(Excerpts from a figure dataset)
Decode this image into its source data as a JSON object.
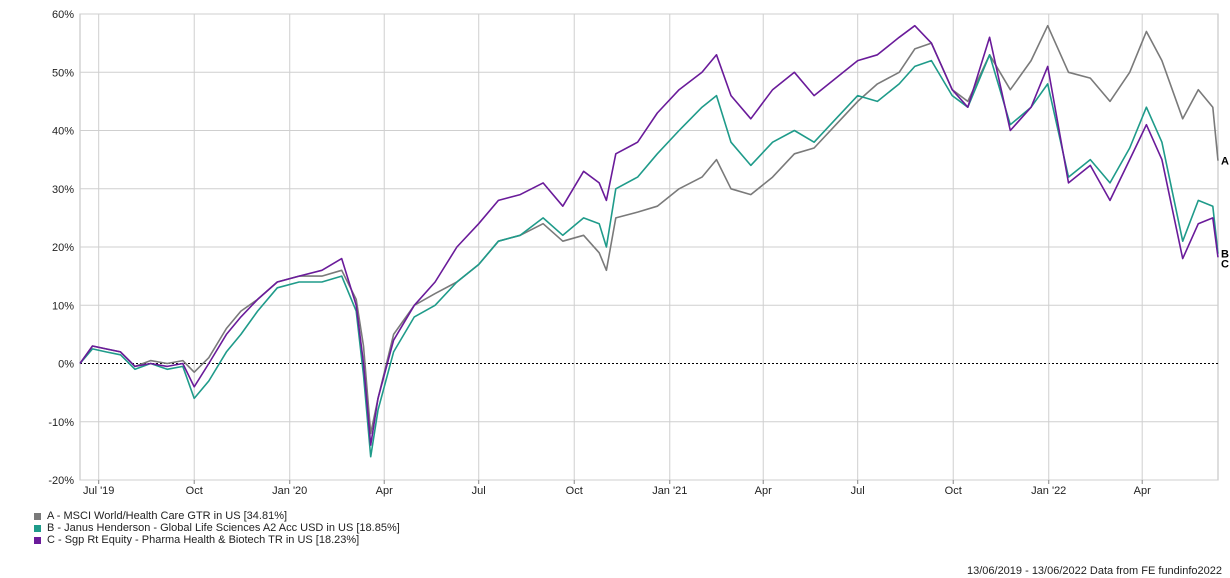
{
  "chart_data": {
    "type": "line",
    "ylim": [
      -20,
      60
    ],
    "y_ticks": [
      -20,
      -10,
      0,
      10,
      20,
      30,
      40,
      50,
      60
    ],
    "y_tick_labels": [
      "-20%",
      "-10%",
      "0%",
      "10%",
      "20%",
      "30%",
      "40%",
      "50%",
      "60%"
    ],
    "x_ticks": [
      {
        "date": "2019-07-01",
        "label": "Jul '19"
      },
      {
        "date": "2019-10-01",
        "label": "Oct"
      },
      {
        "date": "2020-01-01",
        "label": "Jan '20"
      },
      {
        "date": "2020-04-01",
        "label": "Apr"
      },
      {
        "date": "2020-07-01",
        "label": "Jul"
      },
      {
        "date": "2020-10-01",
        "label": "Oct"
      },
      {
        "date": "2021-01-01",
        "label": "Jan '21"
      },
      {
        "date": "2021-04-01",
        "label": "Apr"
      },
      {
        "date": "2021-07-01",
        "label": "Jul"
      },
      {
        "date": "2021-10-01",
        "label": "Oct"
      },
      {
        "date": "2022-01-01",
        "label": "Jan '22"
      },
      {
        "date": "2022-04-01",
        "label": "Apr"
      }
    ],
    "x_range": [
      "2019-06-13",
      "2022-06-13"
    ],
    "grid": true,
    "zero_line": "dotted",
    "series": [
      {
        "id": "A",
        "name": "A - MSCI World/Health Care GTR in US [34.81%]",
        "end_label": "A",
        "color": "#7a7a7a",
        "points": [
          [
            "2019-06-13",
            0
          ],
          [
            "2019-06-25",
            3
          ],
          [
            "2019-07-08",
            2.5
          ],
          [
            "2019-07-22",
            2
          ],
          [
            "2019-08-05",
            -0.5
          ],
          [
            "2019-08-20",
            0.5
          ],
          [
            "2019-09-05",
            0
          ],
          [
            "2019-09-20",
            0.5
          ],
          [
            "2019-10-01",
            -1.5
          ],
          [
            "2019-10-15",
            1
          ],
          [
            "2019-11-01",
            6
          ],
          [
            "2019-11-15",
            9
          ],
          [
            "2019-12-01",
            11
          ],
          [
            "2019-12-20",
            14
          ],
          [
            "2020-01-10",
            15
          ],
          [
            "2020-02-01",
            15
          ],
          [
            "2020-02-20",
            16
          ],
          [
            "2020-03-05",
            11
          ],
          [
            "2020-03-12",
            3
          ],
          [
            "2020-03-19",
            -12
          ],
          [
            "2020-03-26",
            -6
          ],
          [
            "2020-04-10",
            5
          ],
          [
            "2020-04-30",
            10
          ],
          [
            "2020-05-20",
            12
          ],
          [
            "2020-06-10",
            14
          ],
          [
            "2020-07-01",
            17
          ],
          [
            "2020-07-20",
            21
          ],
          [
            "2020-08-10",
            22
          ],
          [
            "2020-09-01",
            24
          ],
          [
            "2020-09-20",
            21
          ],
          [
            "2020-10-10",
            22
          ],
          [
            "2020-10-25",
            19
          ],
          [
            "2020-11-01",
            16
          ],
          [
            "2020-11-10",
            25
          ],
          [
            "2020-12-01",
            26
          ],
          [
            "2020-12-20",
            27
          ],
          [
            "2021-01-10",
            30
          ],
          [
            "2021-02-01",
            32
          ],
          [
            "2021-02-15",
            35
          ],
          [
            "2021-03-01",
            30
          ],
          [
            "2021-03-20",
            29
          ],
          [
            "2021-04-10",
            32
          ],
          [
            "2021-05-01",
            36
          ],
          [
            "2021-05-20",
            37
          ],
          [
            "2021-06-10",
            41
          ],
          [
            "2021-07-01",
            45
          ],
          [
            "2021-07-20",
            48
          ],
          [
            "2021-08-10",
            50
          ],
          [
            "2021-08-25",
            54
          ],
          [
            "2021-09-10",
            55
          ],
          [
            "2021-09-30",
            47
          ],
          [
            "2021-10-15",
            45
          ],
          [
            "2021-11-05",
            53
          ],
          [
            "2021-11-25",
            47
          ],
          [
            "2021-12-15",
            52
          ],
          [
            "2021-12-31",
            58
          ],
          [
            "2022-01-20",
            50
          ],
          [
            "2022-02-10",
            49
          ],
          [
            "2022-03-01",
            45
          ],
          [
            "2022-03-20",
            50
          ],
          [
            "2022-04-05",
            57
          ],
          [
            "2022-04-20",
            52
          ],
          [
            "2022-05-10",
            42
          ],
          [
            "2022-05-25",
            47
          ],
          [
            "2022-06-08",
            44
          ],
          [
            "2022-06-13",
            34.81
          ]
        ]
      },
      {
        "id": "B",
        "name": "B - Janus Henderson - Global Life Sciences A2 Acc USD in US [18.85%]",
        "end_label": "B",
        "color": "#1f9b8a",
        "points": [
          [
            "2019-06-13",
            0
          ],
          [
            "2019-06-25",
            2.5
          ],
          [
            "2019-07-08",
            2
          ],
          [
            "2019-07-22",
            1.5
          ],
          [
            "2019-08-05",
            -1
          ],
          [
            "2019-08-20",
            0
          ],
          [
            "2019-09-05",
            -1
          ],
          [
            "2019-09-20",
            -0.5
          ],
          [
            "2019-10-01",
            -6
          ],
          [
            "2019-10-15",
            -3
          ],
          [
            "2019-11-01",
            2
          ],
          [
            "2019-11-15",
            5
          ],
          [
            "2019-12-01",
            9
          ],
          [
            "2019-12-20",
            13
          ],
          [
            "2020-01-10",
            14
          ],
          [
            "2020-02-01",
            14
          ],
          [
            "2020-02-20",
            15
          ],
          [
            "2020-03-05",
            9
          ],
          [
            "2020-03-12",
            -2
          ],
          [
            "2020-03-19",
            -16
          ],
          [
            "2020-03-26",
            -8
          ],
          [
            "2020-04-10",
            2
          ],
          [
            "2020-04-30",
            8
          ],
          [
            "2020-05-20",
            10
          ],
          [
            "2020-06-10",
            14
          ],
          [
            "2020-07-01",
            17
          ],
          [
            "2020-07-20",
            21
          ],
          [
            "2020-08-10",
            22
          ],
          [
            "2020-09-01",
            25
          ],
          [
            "2020-09-20",
            22
          ],
          [
            "2020-10-10",
            25
          ],
          [
            "2020-10-25",
            24
          ],
          [
            "2020-11-01",
            20
          ],
          [
            "2020-11-10",
            30
          ],
          [
            "2020-12-01",
            32
          ],
          [
            "2020-12-20",
            36
          ],
          [
            "2021-01-10",
            40
          ],
          [
            "2021-02-01",
            44
          ],
          [
            "2021-02-15",
            46
          ],
          [
            "2021-03-01",
            38
          ],
          [
            "2021-03-20",
            34
          ],
          [
            "2021-04-10",
            38
          ],
          [
            "2021-05-01",
            40
          ],
          [
            "2021-05-20",
            38
          ],
          [
            "2021-06-10",
            42
          ],
          [
            "2021-07-01",
            46
          ],
          [
            "2021-07-20",
            45
          ],
          [
            "2021-08-10",
            48
          ],
          [
            "2021-08-25",
            51
          ],
          [
            "2021-09-10",
            52
          ],
          [
            "2021-09-30",
            46
          ],
          [
            "2021-10-15",
            44
          ],
          [
            "2021-11-05",
            53
          ],
          [
            "2021-11-25",
            41
          ],
          [
            "2021-12-15",
            44
          ],
          [
            "2021-12-31",
            48
          ],
          [
            "2022-01-20",
            32
          ],
          [
            "2022-02-10",
            35
          ],
          [
            "2022-03-01",
            31
          ],
          [
            "2022-03-20",
            37
          ],
          [
            "2022-04-05",
            44
          ],
          [
            "2022-04-20",
            38
          ],
          [
            "2022-05-10",
            21
          ],
          [
            "2022-05-25",
            28
          ],
          [
            "2022-06-08",
            27
          ],
          [
            "2022-06-13",
            18.85
          ]
        ]
      },
      {
        "id": "C",
        "name": "C - Sgp Rt Equity - Pharma Health & Biotech TR in US [18.23%]",
        "end_label": "C",
        "color": "#6a1b9a",
        "points": [
          [
            "2019-06-13",
            0
          ],
          [
            "2019-06-25",
            3
          ],
          [
            "2019-07-08",
            2.5
          ],
          [
            "2019-07-22",
            2
          ],
          [
            "2019-08-05",
            -0.5
          ],
          [
            "2019-08-20",
            0
          ],
          [
            "2019-09-05",
            -0.5
          ],
          [
            "2019-09-20",
            0
          ],
          [
            "2019-10-01",
            -4
          ],
          [
            "2019-10-15",
            0
          ],
          [
            "2019-11-01",
            5
          ],
          [
            "2019-11-15",
            8
          ],
          [
            "2019-12-01",
            11
          ],
          [
            "2019-12-20",
            14
          ],
          [
            "2020-01-10",
            15
          ],
          [
            "2020-02-01",
            16
          ],
          [
            "2020-02-20",
            18
          ],
          [
            "2020-03-05",
            10
          ],
          [
            "2020-03-12",
            0
          ],
          [
            "2020-03-19",
            -14
          ],
          [
            "2020-03-26",
            -6
          ],
          [
            "2020-04-10",
            4
          ],
          [
            "2020-04-30",
            10
          ],
          [
            "2020-05-20",
            14
          ],
          [
            "2020-06-10",
            20
          ],
          [
            "2020-07-01",
            24
          ],
          [
            "2020-07-20",
            28
          ],
          [
            "2020-08-10",
            29
          ],
          [
            "2020-09-01",
            31
          ],
          [
            "2020-09-20",
            27
          ],
          [
            "2020-10-10",
            33
          ],
          [
            "2020-10-25",
            31
          ],
          [
            "2020-11-01",
            28
          ],
          [
            "2020-11-10",
            36
          ],
          [
            "2020-12-01",
            38
          ],
          [
            "2020-12-20",
            43
          ],
          [
            "2021-01-10",
            47
          ],
          [
            "2021-02-01",
            50
          ],
          [
            "2021-02-15",
            53
          ],
          [
            "2021-03-01",
            46
          ],
          [
            "2021-03-20",
            42
          ],
          [
            "2021-04-10",
            47
          ],
          [
            "2021-05-01",
            50
          ],
          [
            "2021-05-20",
            46
          ],
          [
            "2021-06-10",
            49
          ],
          [
            "2021-07-01",
            52
          ],
          [
            "2021-07-20",
            53
          ],
          [
            "2021-08-10",
            56
          ],
          [
            "2021-08-25",
            58
          ],
          [
            "2021-09-10",
            55
          ],
          [
            "2021-09-30",
            47
          ],
          [
            "2021-10-15",
            44
          ],
          [
            "2021-11-05",
            56
          ],
          [
            "2021-11-25",
            40
          ],
          [
            "2021-12-15",
            44
          ],
          [
            "2021-12-31",
            51
          ],
          [
            "2022-01-20",
            31
          ],
          [
            "2022-02-10",
            34
          ],
          [
            "2022-03-01",
            28
          ],
          [
            "2022-03-20",
            35
          ],
          [
            "2022-04-05",
            41
          ],
          [
            "2022-04-20",
            35
          ],
          [
            "2022-05-10",
            18
          ],
          [
            "2022-05-25",
            24
          ],
          [
            "2022-06-08",
            25
          ],
          [
            "2022-06-13",
            18.23
          ]
        ]
      }
    ]
  },
  "footer": "13/06/2019 - 13/06/2022 Data from FE fundinfo2022"
}
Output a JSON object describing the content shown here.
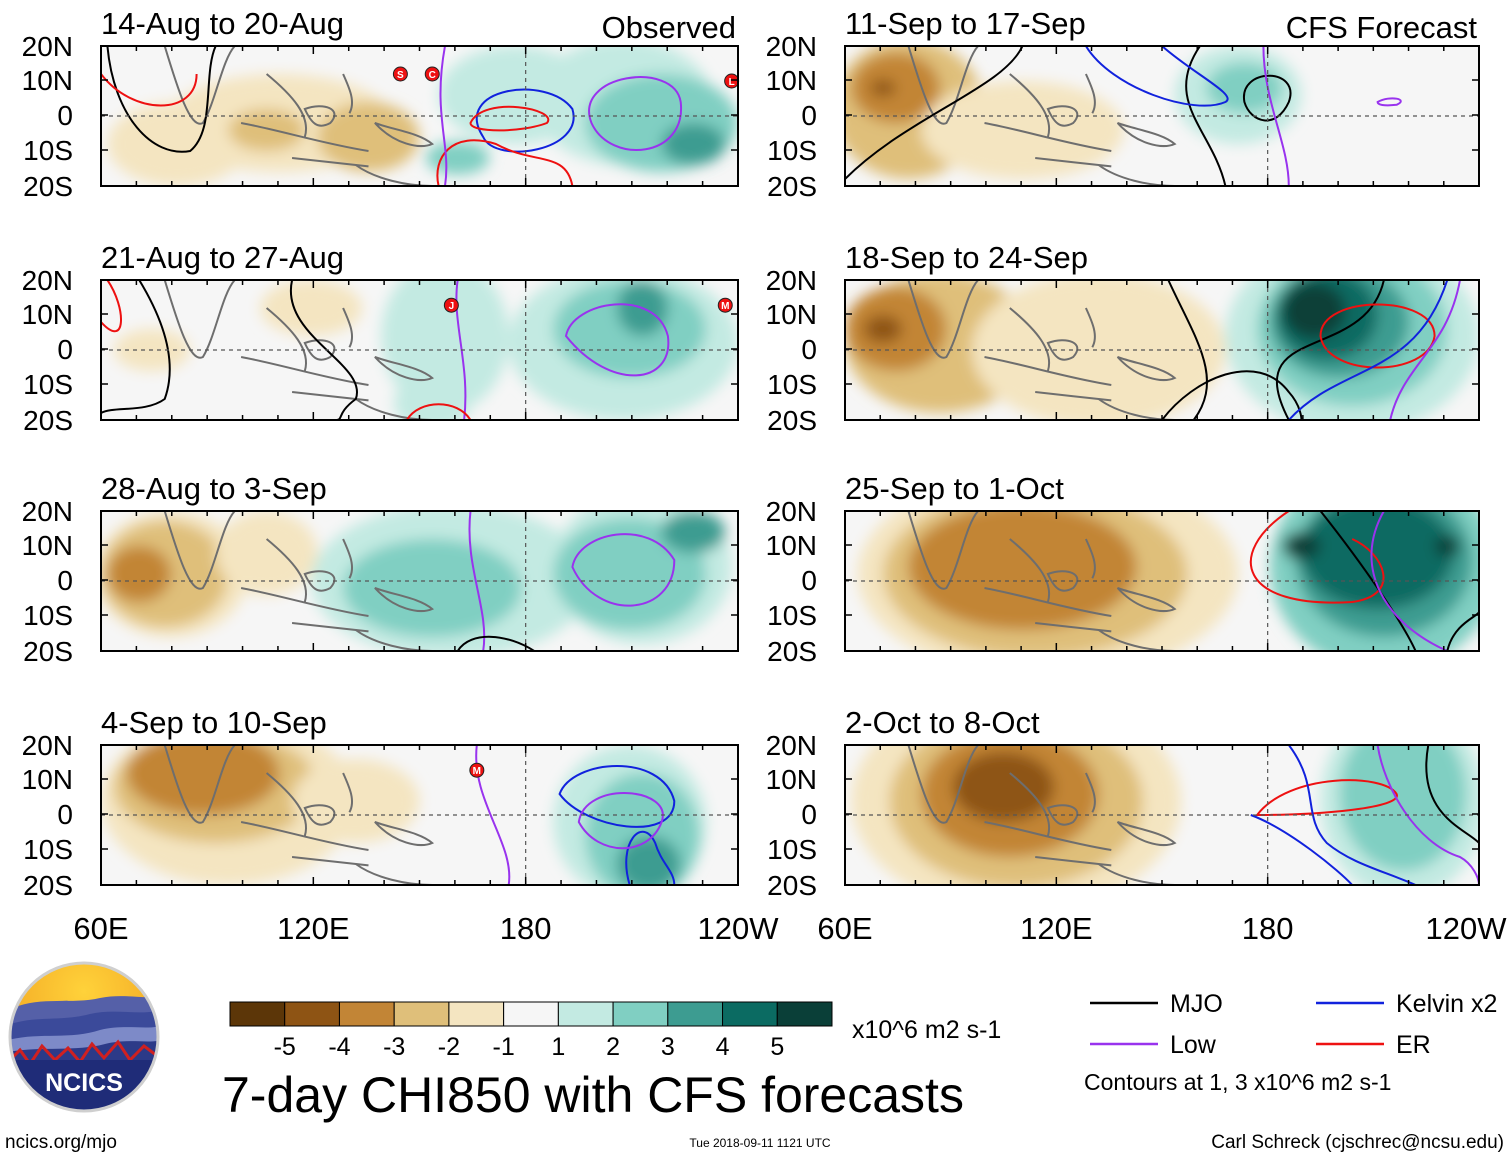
{
  "chart_data": {
    "type": "heatmap",
    "title": "7-day CHI850 with CFS forecasts",
    "variable": "CHI850 (850-hPa velocity potential) anomaly",
    "units": "x10^6 m2 s-1",
    "lon_ticks": [
      "60E",
      "120E",
      "180",
      "120W"
    ],
    "lat_ticks": [
      "20N",
      "10N",
      "0",
      "10S",
      "20S"
    ],
    "column_labels": {
      "left": "Observed",
      "right": "CFS Forecast"
    },
    "colorbar": {
      "levels": [
        -5,
        -4,
        -3,
        -2,
        -1,
        1,
        2,
        3,
        4,
        5
      ],
      "tick_labels": [
        "-5",
        "-4",
        "-3",
        "-2",
        "-1",
        "1",
        "2",
        "3",
        "4",
        "5"
      ],
      "colors": [
        "#5c3608",
        "#8e5414",
        "#c28536",
        "#dfbf7a",
        "#f4e5c1",
        "#f6f6f6",
        "#c3eae2",
        "#80cfc2",
        "#3d9c91",
        "#0b6b62",
        "#0a3f38"
      ]
    },
    "contours": {
      "legend": [
        {
          "label": "MJO",
          "color": "#000000"
        },
        {
          "label": "Low",
          "color": "#9933ee"
        },
        {
          "label": "Kelvin x2",
          "color": "#1122dd"
        },
        {
          "label": "ER",
          "color": "#ee1111"
        }
      ],
      "note": "Contours at 1, 3 x10^6 m2 s-1"
    },
    "panels": [
      {
        "id": "p1",
        "label": "14-Aug to 20-Aug",
        "tag": "Observed",
        "storms": [
          "S",
          "C",
          "L"
        ]
      },
      {
        "id": "p2",
        "label": "21-Aug to 27-Aug",
        "storms": [
          "J",
          "M"
        ]
      },
      {
        "id": "p3",
        "label": "28-Aug to 3-Sep",
        "storms": []
      },
      {
        "id": "p4",
        "label": "4-Sep to 10-Sep",
        "storms": [
          "M"
        ]
      },
      {
        "id": "p5",
        "label": "11-Sep to 17-Sep",
        "tag": "CFS Forecast",
        "storms": []
      },
      {
        "id": "p6",
        "label": "18-Sep to 24-Sep",
        "storms": []
      },
      {
        "id": "p7",
        "label": "25-Sep to 1-Oct",
        "storms": []
      },
      {
        "id": "p8",
        "label": "2-Oct to 8-Oct",
        "storms": []
      }
    ]
  },
  "footer": {
    "logo_text": "NCICS",
    "url": "ncics.org/mjo",
    "timestamp": "Tue 2018-09-11 1121 UTC",
    "author": "Carl Schreck (cjschrec@ncsu.edu)"
  }
}
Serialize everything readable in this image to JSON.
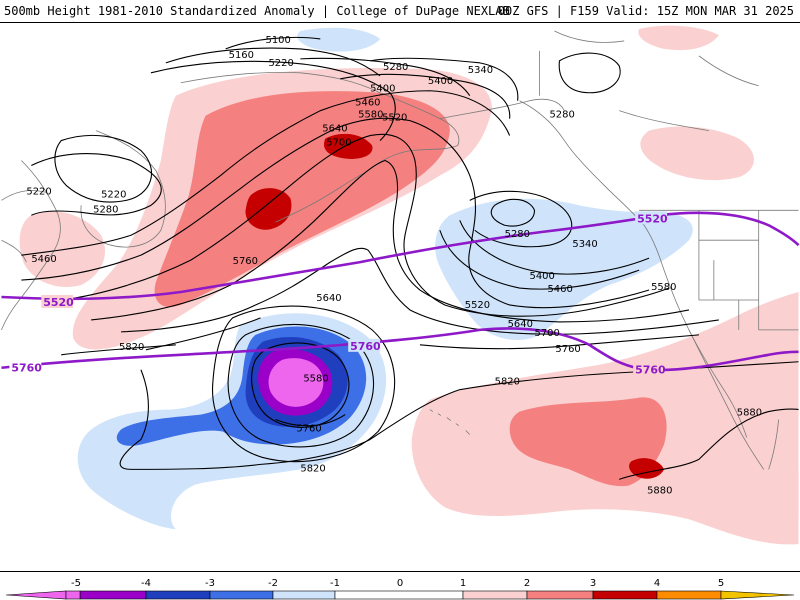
{
  "header": {
    "left_title": "500mb Height 1981-2010 Standardized Anomaly | College of DuPage NEXLAB",
    "right_title": "00Z GFS | F159 Valid: 15Z MON MAR 31 2025"
  },
  "colors": {
    "neg5": "#ee66ee",
    "neg4": "#9b00c8",
    "neg3": "#1f3fbf",
    "neg2": "#3d6fe6",
    "neg1": "#cfe3fb",
    "pos1": "#fbd0d0",
    "pos2": "#f48080",
    "pos3": "#c40000",
    "pos4": "#ff8c00",
    "pos5": "#f3c300",
    "thick_contour": "#8e19c8",
    "contour": "#000000",
    "coast": "#7a7a7a"
  },
  "map_data": {
    "contour_labels": [
      "5100",
      "5160",
      "5220",
      "5220",
      "5220",
      "5280",
      "5280",
      "5280",
      "5280",
      "5340",
      "5340",
      "5400",
      "5400",
      "5400",
      "5460",
      "5460",
      "5460",
      "5520",
      "5520",
      "5580",
      "5580",
      "5580",
      "5640",
      "5640",
      "5640",
      "5700",
      "5700",
      "5760",
      "5760",
      "5760",
      "5820",
      "5820",
      "5820",
      "5880",
      "5880"
    ],
    "highlight_labels": [
      "5520",
      "5520",
      "5760",
      "5760",
      "5760"
    ]
  },
  "colorbar": {
    "ticks": [
      "-5",
      "-4",
      "-3",
      "-2",
      "-1",
      "0",
      "1",
      "2",
      "3",
      "4",
      "5"
    ]
  }
}
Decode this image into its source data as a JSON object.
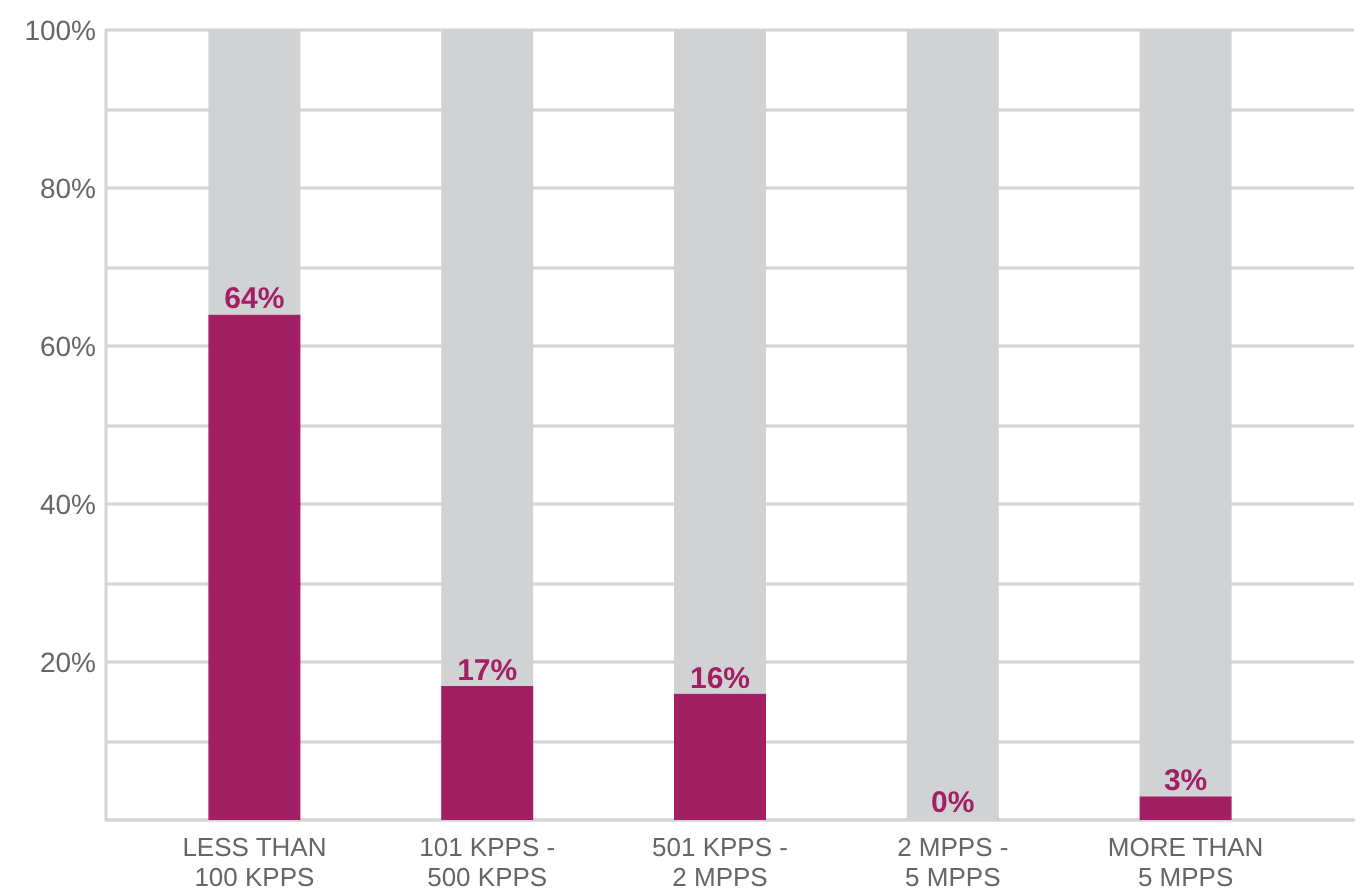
{
  "chart_data": {
    "type": "bar",
    "stacked": true,
    "categories": [
      "LESS THAN\n100 KPPS",
      "101 KPPS -\n500 KPPS",
      "501 KPPS -\n2 MPPS",
      "2 MPPS -\n5 MPPS",
      "MORE THAN\n5 MPPS"
    ],
    "series": [
      {
        "color": "#a21f64",
        "values": [
          64,
          17,
          16,
          0,
          3
        ],
        "value_labels": [
          "64%",
          "17%",
          "16%",
          "0%",
          "3%"
        ]
      },
      {
        "color": "#d1d2d4",
        "values": [
          36,
          83,
          84,
          100,
          97
        ]
      }
    ],
    "ylim": [
      0,
      100
    ],
    "yticks": [
      {
        "value": 0,
        "label": null
      },
      {
        "value": 10,
        "label": null
      },
      {
        "value": 20,
        "label": "20%"
      },
      {
        "value": 30,
        "label": null
      },
      {
        "value": 40,
        "label": "40%"
      },
      {
        "value": 50,
        "label": null
      },
      {
        "value": 60,
        "label": "60%"
      },
      {
        "value": 70,
        "label": null
      },
      {
        "value": 80,
        "label": "80%"
      },
      {
        "value": 90,
        "label": null
      },
      {
        "value": 100,
        "label": "100%"
      }
    ],
    "grid": "y"
  }
}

= Your goal =
Take each line of the material that contains the word "footer" and list it.

= Exercise result =
  "footer": "13/06/2019 - 13/06/2022 Data from FE fundinfo2022"
  "footer": {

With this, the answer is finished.